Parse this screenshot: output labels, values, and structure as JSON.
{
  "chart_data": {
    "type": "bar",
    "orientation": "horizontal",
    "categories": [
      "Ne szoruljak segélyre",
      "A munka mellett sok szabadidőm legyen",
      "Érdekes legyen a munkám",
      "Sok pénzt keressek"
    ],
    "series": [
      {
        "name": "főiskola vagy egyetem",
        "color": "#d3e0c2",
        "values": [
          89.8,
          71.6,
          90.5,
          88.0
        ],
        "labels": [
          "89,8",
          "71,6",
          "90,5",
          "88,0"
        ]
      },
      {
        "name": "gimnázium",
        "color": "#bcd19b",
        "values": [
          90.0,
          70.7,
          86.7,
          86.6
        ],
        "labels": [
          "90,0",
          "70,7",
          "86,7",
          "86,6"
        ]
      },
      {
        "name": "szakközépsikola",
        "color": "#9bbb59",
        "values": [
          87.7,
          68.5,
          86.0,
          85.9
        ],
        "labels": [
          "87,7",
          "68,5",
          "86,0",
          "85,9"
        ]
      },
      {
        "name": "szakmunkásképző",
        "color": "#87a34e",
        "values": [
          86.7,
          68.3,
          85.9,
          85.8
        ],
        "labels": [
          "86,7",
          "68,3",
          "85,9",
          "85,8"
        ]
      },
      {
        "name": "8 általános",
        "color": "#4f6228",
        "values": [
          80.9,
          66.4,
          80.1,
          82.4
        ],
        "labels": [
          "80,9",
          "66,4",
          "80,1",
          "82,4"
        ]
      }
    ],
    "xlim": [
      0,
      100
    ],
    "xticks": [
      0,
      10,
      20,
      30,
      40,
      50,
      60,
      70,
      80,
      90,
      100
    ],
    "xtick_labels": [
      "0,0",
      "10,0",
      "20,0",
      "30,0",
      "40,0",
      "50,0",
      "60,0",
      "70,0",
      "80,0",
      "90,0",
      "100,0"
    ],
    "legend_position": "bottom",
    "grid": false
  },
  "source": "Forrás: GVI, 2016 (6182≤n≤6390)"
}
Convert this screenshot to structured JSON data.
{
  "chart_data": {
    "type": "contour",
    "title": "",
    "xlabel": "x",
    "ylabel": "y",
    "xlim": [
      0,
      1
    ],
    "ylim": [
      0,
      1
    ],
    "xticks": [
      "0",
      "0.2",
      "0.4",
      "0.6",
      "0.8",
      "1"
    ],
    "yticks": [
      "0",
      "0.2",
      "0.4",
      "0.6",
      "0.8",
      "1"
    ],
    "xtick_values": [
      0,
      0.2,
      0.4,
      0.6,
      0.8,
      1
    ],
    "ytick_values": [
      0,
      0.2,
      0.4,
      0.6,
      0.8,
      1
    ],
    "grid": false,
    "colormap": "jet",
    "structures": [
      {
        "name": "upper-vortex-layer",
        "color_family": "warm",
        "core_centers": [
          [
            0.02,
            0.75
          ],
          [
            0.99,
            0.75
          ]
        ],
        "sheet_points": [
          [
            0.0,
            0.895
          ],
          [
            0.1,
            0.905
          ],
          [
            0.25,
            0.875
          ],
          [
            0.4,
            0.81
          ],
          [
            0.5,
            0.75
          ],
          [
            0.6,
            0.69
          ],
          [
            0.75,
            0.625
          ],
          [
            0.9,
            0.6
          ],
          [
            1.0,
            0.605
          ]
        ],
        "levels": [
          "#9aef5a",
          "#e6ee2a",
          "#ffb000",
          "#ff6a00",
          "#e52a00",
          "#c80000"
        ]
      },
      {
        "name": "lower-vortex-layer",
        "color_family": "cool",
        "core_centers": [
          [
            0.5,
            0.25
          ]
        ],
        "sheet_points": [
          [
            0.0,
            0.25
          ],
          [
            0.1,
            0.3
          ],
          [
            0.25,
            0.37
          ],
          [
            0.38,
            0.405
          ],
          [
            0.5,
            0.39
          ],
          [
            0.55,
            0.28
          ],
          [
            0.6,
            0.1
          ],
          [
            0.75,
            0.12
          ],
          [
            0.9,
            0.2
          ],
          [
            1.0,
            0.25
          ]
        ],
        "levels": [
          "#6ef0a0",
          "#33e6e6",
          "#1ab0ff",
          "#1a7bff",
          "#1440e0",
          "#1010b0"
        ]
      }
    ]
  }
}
#####
EXERCISE BRIEF — Copy, from the material above, each line in which the string "this" occurs.

SOLUTION —
Parse this screenshot: output labels, values, and structure as JSON.
Convert this screenshot to structured JSON data.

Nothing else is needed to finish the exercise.